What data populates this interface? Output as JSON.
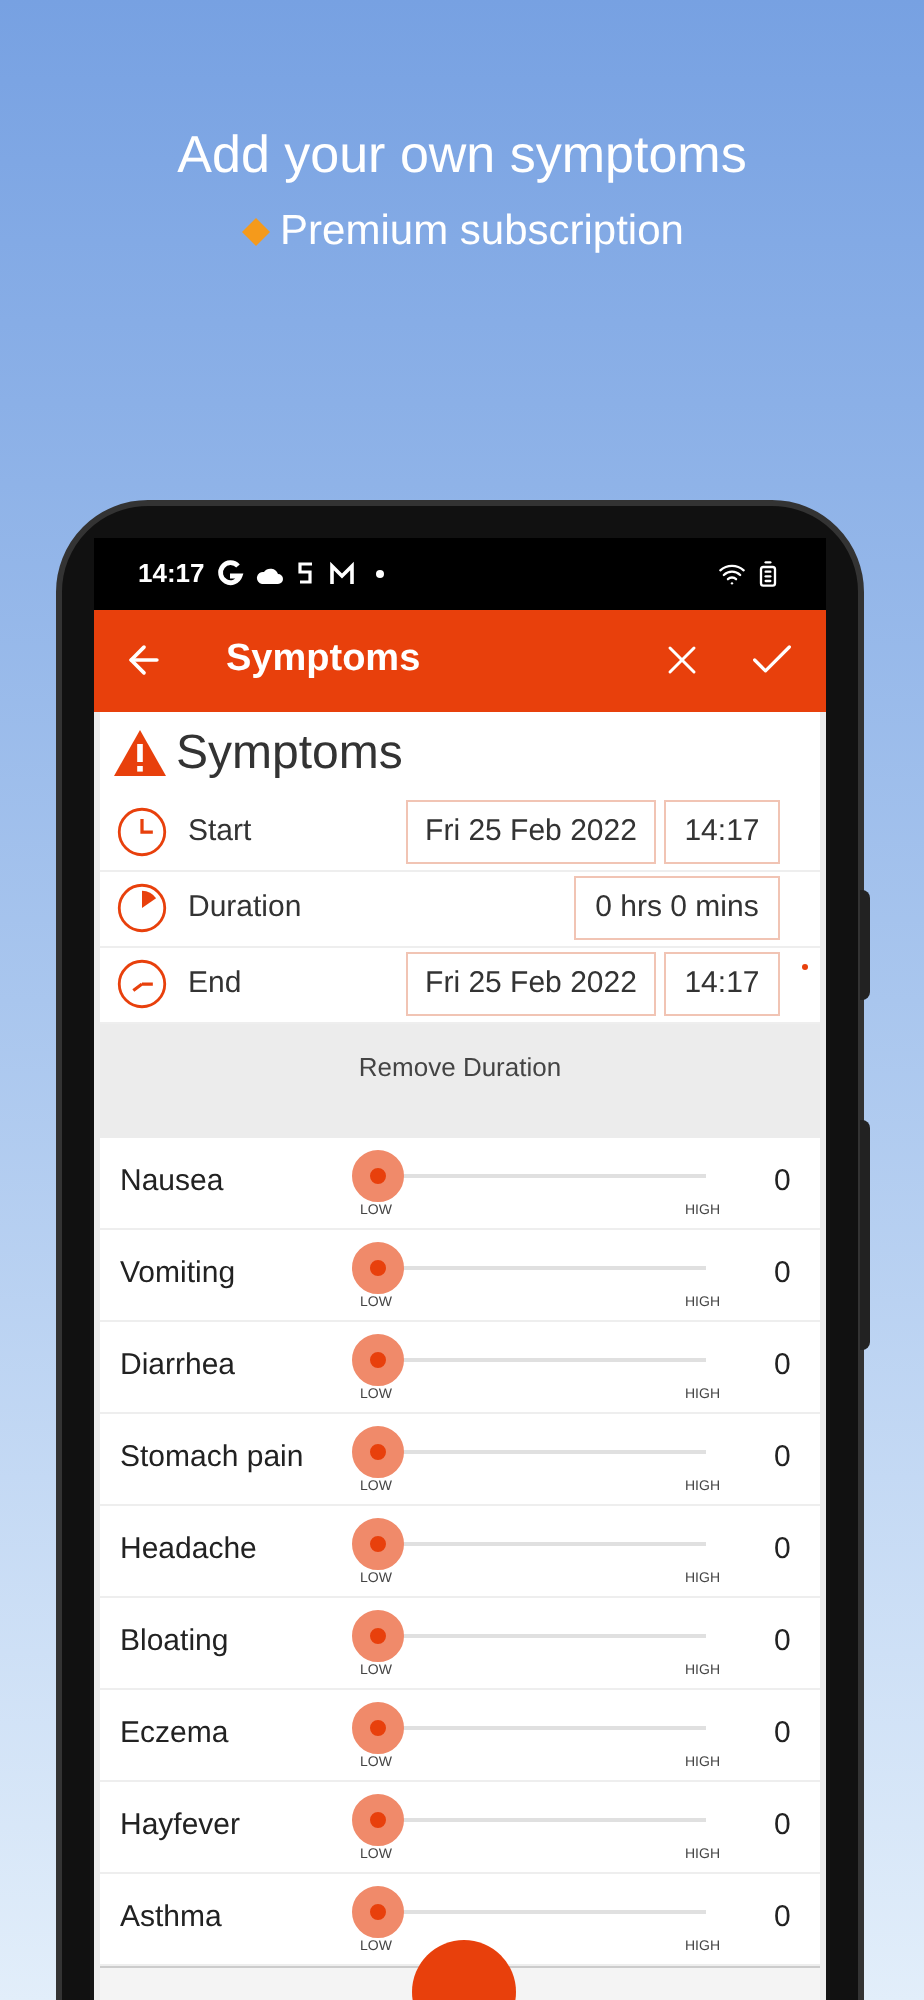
{
  "promo": {
    "title": "Add your own symptoms",
    "subtitle": "Premium subscription"
  },
  "status_bar": {
    "time": "14:17"
  },
  "app_bar": {
    "title": "Symptoms"
  },
  "section": {
    "title": "Symptoms"
  },
  "times": [
    {
      "kind": "start",
      "label": "Start",
      "date": "Fri 25 Feb 2022",
      "time": "14:17"
    },
    {
      "kind": "duration",
      "label": "Duration",
      "value": "0 hrs 0 mins"
    },
    {
      "kind": "end",
      "label": "End",
      "date": "Fri 25 Feb 2022",
      "time": "14:17"
    }
  ],
  "remove_duration": "Remove Duration",
  "symptoms": [
    {
      "name": "Nausea",
      "level": 0,
      "value": "0",
      "low": "LOW",
      "high": "HIGH"
    },
    {
      "name": "Vomiting",
      "level": 0,
      "value": "0",
      "low": "LOW",
      "high": "HIGH"
    },
    {
      "name": "Diarrhea",
      "level": 0,
      "value": "0",
      "low": "LOW",
      "high": "HIGH"
    },
    {
      "name": "Stomach pain",
      "level": 0,
      "value": "0",
      "low": "LOW",
      "high": "HIGH"
    },
    {
      "name": "Headache",
      "level": 0,
      "value": "0",
      "low": "LOW",
      "high": "HIGH"
    },
    {
      "name": "Bloating",
      "level": 0,
      "value": "0",
      "low": "LOW",
      "high": "HIGH"
    },
    {
      "name": "Eczema",
      "level": 0,
      "value": "0",
      "low": "LOW",
      "high": "HIGH"
    },
    {
      "name": "Hayfever",
      "level": 0,
      "value": "0",
      "low": "LOW",
      "high": "HIGH"
    },
    {
      "name": "Asthma",
      "level": 0,
      "value": "0",
      "low": "LOW",
      "high": "HIGH"
    }
  ]
}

——————————

→ AIM OF THE EXERCISE
Report each line in the preceding entries that holds the string "name".

→ ANSWER TO THIS TASK
      "name": "Nausea",
      "name": "Vomiting",
      "name": "Diarrhea",
      "name": "Stomach pain",
      "name": "Headache",
      "name": "Bloating",
      "name": "Eczema",
      "name": "Hayfever",
      "name": "Asthma",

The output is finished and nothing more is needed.